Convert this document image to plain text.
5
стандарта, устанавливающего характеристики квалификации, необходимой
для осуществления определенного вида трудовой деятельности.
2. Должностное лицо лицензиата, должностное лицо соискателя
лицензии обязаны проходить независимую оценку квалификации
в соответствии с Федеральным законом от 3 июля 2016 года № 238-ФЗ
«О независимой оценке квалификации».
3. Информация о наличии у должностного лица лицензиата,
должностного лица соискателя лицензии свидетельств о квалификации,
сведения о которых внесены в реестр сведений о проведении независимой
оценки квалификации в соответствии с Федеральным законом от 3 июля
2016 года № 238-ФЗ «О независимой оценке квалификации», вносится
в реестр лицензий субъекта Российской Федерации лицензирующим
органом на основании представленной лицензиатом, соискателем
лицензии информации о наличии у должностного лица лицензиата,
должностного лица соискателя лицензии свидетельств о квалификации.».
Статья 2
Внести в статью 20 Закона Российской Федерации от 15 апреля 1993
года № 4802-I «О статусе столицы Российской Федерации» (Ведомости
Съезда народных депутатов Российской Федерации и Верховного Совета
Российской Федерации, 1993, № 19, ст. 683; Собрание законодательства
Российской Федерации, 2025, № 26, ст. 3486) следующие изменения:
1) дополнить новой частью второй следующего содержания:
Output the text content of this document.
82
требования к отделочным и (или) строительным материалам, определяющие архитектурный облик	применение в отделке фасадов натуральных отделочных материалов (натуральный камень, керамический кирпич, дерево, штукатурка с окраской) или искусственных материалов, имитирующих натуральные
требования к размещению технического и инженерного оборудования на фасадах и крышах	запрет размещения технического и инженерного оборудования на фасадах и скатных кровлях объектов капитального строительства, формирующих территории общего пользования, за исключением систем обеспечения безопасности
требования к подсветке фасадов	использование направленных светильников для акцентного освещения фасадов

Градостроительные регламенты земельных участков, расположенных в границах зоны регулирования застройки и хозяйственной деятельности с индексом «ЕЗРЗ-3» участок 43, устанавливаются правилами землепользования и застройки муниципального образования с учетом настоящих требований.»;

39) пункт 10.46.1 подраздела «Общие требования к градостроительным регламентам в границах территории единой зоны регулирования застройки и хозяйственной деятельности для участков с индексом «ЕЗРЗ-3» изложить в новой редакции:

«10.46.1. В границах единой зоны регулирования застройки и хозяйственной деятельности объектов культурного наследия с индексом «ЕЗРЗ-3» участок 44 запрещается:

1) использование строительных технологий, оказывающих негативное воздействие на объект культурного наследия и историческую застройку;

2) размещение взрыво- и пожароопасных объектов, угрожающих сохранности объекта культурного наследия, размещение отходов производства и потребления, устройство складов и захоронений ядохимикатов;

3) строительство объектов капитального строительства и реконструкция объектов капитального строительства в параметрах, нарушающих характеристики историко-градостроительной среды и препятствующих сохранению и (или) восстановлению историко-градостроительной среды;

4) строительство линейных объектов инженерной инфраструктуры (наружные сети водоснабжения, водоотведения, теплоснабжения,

▸ WHAT YOU WILL DO
Go through the records and pull out each line that includes the word "года".

▸ FULL SOLUTION
в соответствии с Федеральным законом от 3 июля 2016 года № 238-ФЗ
2016 года № 238-ФЗ «О независимой оценке квалификации», вносится
года № 4802-I «О статусе столицы Российской Федерации» (Ведомости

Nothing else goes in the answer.